Task goal
Repeat the listing in full, word for word.

Dataset entries:
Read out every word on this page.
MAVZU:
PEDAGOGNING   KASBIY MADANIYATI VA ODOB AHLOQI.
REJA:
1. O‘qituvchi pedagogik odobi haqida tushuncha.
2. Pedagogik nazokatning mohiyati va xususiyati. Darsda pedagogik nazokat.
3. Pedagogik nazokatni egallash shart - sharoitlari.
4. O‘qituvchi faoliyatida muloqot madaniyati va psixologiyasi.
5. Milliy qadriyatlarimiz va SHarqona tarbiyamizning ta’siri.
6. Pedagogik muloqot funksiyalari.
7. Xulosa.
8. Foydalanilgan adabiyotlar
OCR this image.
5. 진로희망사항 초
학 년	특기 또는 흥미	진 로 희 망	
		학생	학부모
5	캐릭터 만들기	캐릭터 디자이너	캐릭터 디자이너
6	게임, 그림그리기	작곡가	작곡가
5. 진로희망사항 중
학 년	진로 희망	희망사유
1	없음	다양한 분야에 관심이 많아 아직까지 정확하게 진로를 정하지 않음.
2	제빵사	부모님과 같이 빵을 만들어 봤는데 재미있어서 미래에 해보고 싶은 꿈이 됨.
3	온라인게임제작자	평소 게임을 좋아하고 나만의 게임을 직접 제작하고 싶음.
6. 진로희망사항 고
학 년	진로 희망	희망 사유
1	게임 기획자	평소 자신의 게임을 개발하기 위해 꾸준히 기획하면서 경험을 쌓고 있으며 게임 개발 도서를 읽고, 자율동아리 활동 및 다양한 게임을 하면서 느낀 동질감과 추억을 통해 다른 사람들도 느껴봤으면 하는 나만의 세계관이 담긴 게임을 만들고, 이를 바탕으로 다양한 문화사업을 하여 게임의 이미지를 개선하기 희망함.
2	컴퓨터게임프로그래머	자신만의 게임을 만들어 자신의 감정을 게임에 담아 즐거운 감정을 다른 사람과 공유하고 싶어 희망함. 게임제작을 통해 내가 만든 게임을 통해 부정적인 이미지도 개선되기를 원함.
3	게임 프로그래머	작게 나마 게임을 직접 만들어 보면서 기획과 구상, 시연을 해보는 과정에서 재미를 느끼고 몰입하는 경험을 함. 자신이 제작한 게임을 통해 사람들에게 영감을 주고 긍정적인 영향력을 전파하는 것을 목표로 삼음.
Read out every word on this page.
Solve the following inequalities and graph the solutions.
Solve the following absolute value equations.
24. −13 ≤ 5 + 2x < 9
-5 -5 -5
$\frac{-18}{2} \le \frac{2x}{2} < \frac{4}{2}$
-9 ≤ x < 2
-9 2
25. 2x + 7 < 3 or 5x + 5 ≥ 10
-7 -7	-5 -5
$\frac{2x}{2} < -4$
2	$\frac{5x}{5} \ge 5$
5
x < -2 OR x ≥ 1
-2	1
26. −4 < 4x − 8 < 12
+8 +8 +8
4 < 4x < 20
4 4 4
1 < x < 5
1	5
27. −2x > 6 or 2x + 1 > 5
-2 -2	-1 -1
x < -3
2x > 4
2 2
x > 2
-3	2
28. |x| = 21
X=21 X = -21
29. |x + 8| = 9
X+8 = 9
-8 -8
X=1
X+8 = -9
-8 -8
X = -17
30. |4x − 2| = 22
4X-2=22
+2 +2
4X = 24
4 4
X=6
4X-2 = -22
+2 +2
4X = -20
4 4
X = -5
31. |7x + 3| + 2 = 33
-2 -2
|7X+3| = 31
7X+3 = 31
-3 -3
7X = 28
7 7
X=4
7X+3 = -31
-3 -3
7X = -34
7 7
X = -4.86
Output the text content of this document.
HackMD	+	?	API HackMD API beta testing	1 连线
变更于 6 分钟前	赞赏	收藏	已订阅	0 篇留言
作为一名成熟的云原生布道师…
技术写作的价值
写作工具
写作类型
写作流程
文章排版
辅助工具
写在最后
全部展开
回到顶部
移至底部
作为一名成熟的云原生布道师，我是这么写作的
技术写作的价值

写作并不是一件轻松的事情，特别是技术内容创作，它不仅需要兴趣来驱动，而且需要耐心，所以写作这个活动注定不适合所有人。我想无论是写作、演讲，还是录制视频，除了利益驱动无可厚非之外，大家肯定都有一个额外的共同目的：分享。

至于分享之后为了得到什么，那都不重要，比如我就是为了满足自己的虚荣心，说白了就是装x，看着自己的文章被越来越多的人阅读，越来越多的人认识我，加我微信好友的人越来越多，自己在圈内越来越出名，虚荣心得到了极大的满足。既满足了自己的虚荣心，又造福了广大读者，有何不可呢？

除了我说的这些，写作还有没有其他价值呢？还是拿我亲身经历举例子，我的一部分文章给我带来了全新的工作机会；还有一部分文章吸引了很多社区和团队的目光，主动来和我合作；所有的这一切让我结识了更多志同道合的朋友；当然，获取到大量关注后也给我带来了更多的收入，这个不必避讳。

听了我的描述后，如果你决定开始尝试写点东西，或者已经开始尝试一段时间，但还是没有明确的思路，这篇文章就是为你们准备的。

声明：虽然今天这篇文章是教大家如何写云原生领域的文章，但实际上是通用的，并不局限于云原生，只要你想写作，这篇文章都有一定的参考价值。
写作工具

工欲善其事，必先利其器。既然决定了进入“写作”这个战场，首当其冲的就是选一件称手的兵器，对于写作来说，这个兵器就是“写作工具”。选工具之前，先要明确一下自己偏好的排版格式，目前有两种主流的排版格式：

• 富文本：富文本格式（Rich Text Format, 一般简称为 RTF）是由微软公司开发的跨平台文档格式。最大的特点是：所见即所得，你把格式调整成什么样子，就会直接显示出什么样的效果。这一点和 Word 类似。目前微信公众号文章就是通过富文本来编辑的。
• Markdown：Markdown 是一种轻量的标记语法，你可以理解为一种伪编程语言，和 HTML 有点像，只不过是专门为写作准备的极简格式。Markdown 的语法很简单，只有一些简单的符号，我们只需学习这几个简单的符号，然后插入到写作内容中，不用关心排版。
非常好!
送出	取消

Response below
Read out every word on this page.
MAVZU:
PEDAGOGNING   KASBIY MADANIYATI VA ODOB AHLOQI.
REJA:
1. O‘qituvchi pedagogik odobi haqida tushuncha.
2. Pedagogik nazokatning mohiyati va xususiyati. Darsda pedagogik nazokat.
3. Pedagogik nazokatni egallash shart - sharoitlari.
4. O‘qituvchi faoliyatida muloqot madaniyati va psixologiyasi.
5. Milliy qadriyatlarimiz va SHarqona tarbiyamizning ta’siri.
6. Pedagogik muloqot funksiyalari.
7. Xulosa.
8. Foydalanilgan adabiyotlar
OCR this image.
5. 진로희망사항 초
학 년	특기 또는 흥미	진 로 희 망	
		학생	학부모
5	캐릭터 만들기	캐릭터 디자이너	캐릭터 디자이너
6	게임, 그림그리기	작곡가	작곡가
5. 진로희망사항 중
학 년	진로 희망	희망사유
1	없음	다양한 분야에 관심이 많아 아직까지 정확하게 진로를 정하지 않음.
2	제빵사	부모님과 같이 빵을 만들어 봤는데 재미있어서 미래에 해보고 싶은 꿈이 됨.
3	온라인게임제작자	평소 게임을 좋아하고 나만의 게임을 직접 제작하고 싶음.
6. 진로희망사항 고
학 년	진로 희망	희망 사유
1	게임 기획자	평소 자신의 게임을 개발하기 위해 꾸준히 기획하면서 경험을 쌓고 있으며 게임 개발 도서를 읽고, 자율동아리 활동 및 다양한 게임을 하면서 느낀 동질감과 추억을 통해 다른 사람들도 느껴봤으면 하는 나만의 세계관이 담긴 게임을 만들고, 이를 바탕으로 다양한 문화사업을 하여 게임의 이미지를 개선하기 희망함.
2	컴퓨터게임프로그래머	자신만의 게임을 만들어 자신의 감정을 게임에 담아 즐거운 감정을 다른 사람과 공유하고 싶어 희망함. 게임제작을 통해 내가 만든 게임을 통해 부정적인 이미지도 개선되기를 원함.
3	게임 프로그래머	작게 나마 게임을 직접 만들어 보면서 기획과 구상, 시연을 해보는 과정에서 재미를 느끼고 몰입하는 경험을 함. 자신이 제작한 게임을 통해 사람들에게 영감을 주고 긍정적인 영향력을 전파하는 것을 목표로 삼음.
Read out every word on this page.
Solve the following inequalities and graph the solutions.
Solve the following absolute value equations.
24. −13 ≤ 5 + 2x < 9
-5 -5 -5
$\frac{-18}{2} \le \frac{2x}{2} < \frac{4}{2}$
-9 ≤ x < 2
-9 2
25. 2x + 7 < 3 or 5x + 5 ≥ 10
-7 -7	-5 -5
$\frac{2x}{2} < -4$
2	$\frac{5x}{5} \ge 5$
5
x < -2 OR x ≥ 1
-2	1
26. −4 < 4x − 8 < 12
+8 +8 +8
4 < 4x < 20
4 4 4
1 < x < 5
1	5
27. −2x > 6 or 2x + 1 > 5
-2 -2	-1 -1
x < -3
2x > 4
2 2
x > 2
-3	2
28. |x| = 21
X=21 X = -21
29. |x + 8| = 9
X+8 = 9
-8 -8
X=1
X+8 = -9
-8 -8
X = -17
30. |4x − 2| = 22
4X-2=22
+2 +2
4X = 24
4 4
X=6
4X-2 = -22
+2 +2
4X = -20
4 4
X = -5
31. |7x + 3| + 2 = 33
-2 -2
|7X+3| = 31
7X+3 = 31
-3 -3
7X = 28
7 7
X=4
7X+3 = -31
-3 -3
7X = -34
7 7
X = -4.86
Output the text content of this document.
HackMD	+	?	API HackMD API beta testing	1 连线
变更于 6 分钟前	赞赏	收藏	已订阅	0 篇留言
作为一名成熟的云原生布道师…
技术写作的价值
写作工具
写作类型
写作流程
文章排版
辅助工具
写在最后
全部展开
回到顶部
移至底部
作为一名成熟的云原生布道师，我是这么写作的
技术写作的价值

写作并不是一件轻松的事情，特别是技术内容创作，它不仅需要兴趣来驱动，而且需要耐心，所以写作这个活动注定不适合所有人。我想无论是写作、演讲，还是录制视频，除了利益驱动无可厚非之外，大家肯定都有一个额外的共同目的：分享。

至于分享之后为了得到什么，那都不重要，比如我就是为了满足自己的虚荣心，说白了就是装x，看着自己的文章被越来越多的人阅读，越来越多的人认识我，加我微信好友的人越来越多，自己在圈内越来越出名，虚荣心得到了极大的满足。既满足了自己的虚荣心，又造福了广大读者，有何不可呢？

除了我说的这些，写作还有没有其他价值呢？还是拿我亲身经历举例子，我的一部分文章给我带来了全新的工作机会；还有一部分文章吸引了很多社区和团队的目光，主动来和我合作；所有的这一切让我结识了更多志同道合的朋友；当然，获取到大量关注后也给我带来了更多的收入，这个不必避讳。

听了我的描述后，如果你决定开始尝试写点东西，或者已经开始尝试一段时间，但还是没有明确的思路，这篇文章就是为你们准备的。

声明：虽然今天这篇文章是教大家如何写云原生领域的文章，但实际上是通用的，并不局限于云原生，只要你想写作，这篇文章都有一定的参考价值。
写作工具

工欲善其事，必先利其器。既然决定了进入“写作”这个战场，首当其冲的就是选一件称手的兵器，对于写作来说，这个兵器就是“写作工具”。选工具之前，先要明确一下自己偏好的排版格式，目前有两种主流的排版格式：

• 富文本：富文本格式（Rich Text Format, 一般简称为 RTF）是由微软公司开发的跨平台文档格式。最大的特点是：所见即所得，你把格式调整成什么样子，就会直接显示出什么样的效果。这一点和 Word 类似。目前微信公众号文章就是通过富文本来编辑的。
• Markdown：Markdown 是一种轻量的标记语法，你可以理解为一种伪编程语言，和 HTML 有点像，只不过是专门为写作准备的极简格式。Markdown 的语法很简单，只有一些简单的符号，我们只需学习这几个简单的符号，然后插入到写作内容中，不用关心排版。
非常好!
送出	取消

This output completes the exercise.